[Dataset records]
################

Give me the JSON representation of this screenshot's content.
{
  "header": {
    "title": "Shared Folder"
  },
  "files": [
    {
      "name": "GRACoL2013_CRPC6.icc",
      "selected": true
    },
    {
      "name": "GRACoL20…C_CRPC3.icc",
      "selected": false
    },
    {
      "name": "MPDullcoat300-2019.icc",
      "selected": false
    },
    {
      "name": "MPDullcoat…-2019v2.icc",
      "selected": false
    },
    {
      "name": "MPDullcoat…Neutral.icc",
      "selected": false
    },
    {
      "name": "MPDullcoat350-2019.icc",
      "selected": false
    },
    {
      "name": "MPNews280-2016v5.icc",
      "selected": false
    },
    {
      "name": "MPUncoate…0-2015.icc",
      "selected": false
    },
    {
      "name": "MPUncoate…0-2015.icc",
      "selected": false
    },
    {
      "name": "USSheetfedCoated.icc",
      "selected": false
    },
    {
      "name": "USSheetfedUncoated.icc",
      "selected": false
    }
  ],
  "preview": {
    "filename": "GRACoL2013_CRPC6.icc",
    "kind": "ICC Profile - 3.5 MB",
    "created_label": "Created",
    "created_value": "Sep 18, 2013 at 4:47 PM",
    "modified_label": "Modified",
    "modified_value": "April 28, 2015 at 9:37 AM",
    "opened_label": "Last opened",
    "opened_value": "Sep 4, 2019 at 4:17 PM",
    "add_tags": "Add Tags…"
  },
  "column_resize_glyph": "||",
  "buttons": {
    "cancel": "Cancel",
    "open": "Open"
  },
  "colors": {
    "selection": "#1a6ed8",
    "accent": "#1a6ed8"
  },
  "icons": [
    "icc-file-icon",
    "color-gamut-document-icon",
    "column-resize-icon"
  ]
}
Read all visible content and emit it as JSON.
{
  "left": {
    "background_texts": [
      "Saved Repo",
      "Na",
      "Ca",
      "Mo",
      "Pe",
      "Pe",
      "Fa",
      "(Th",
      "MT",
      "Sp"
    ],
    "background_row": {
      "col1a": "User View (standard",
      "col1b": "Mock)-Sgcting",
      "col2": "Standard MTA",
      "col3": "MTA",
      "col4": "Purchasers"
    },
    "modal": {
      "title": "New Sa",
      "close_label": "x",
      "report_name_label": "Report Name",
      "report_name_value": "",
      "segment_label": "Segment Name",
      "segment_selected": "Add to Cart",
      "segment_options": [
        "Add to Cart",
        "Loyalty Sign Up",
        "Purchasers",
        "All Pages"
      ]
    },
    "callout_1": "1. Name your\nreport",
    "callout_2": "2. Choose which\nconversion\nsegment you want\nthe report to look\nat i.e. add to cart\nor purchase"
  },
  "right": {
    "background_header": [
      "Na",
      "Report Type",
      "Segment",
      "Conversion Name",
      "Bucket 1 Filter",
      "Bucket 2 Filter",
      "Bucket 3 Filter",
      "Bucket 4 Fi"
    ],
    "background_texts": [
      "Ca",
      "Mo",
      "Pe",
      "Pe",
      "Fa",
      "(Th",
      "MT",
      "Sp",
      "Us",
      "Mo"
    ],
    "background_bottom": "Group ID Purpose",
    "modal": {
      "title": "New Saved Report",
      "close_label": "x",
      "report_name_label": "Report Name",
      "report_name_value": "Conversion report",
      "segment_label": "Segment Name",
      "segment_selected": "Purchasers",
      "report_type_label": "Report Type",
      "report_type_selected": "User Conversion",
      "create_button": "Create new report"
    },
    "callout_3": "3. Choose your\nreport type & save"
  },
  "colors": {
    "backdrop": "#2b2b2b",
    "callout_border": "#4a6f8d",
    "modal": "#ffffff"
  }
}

################

Locate the word "User" in the entries, and copy every line where it is found.

      "col1a": "User View (standard",
      "report_type_selected": "User Conversion",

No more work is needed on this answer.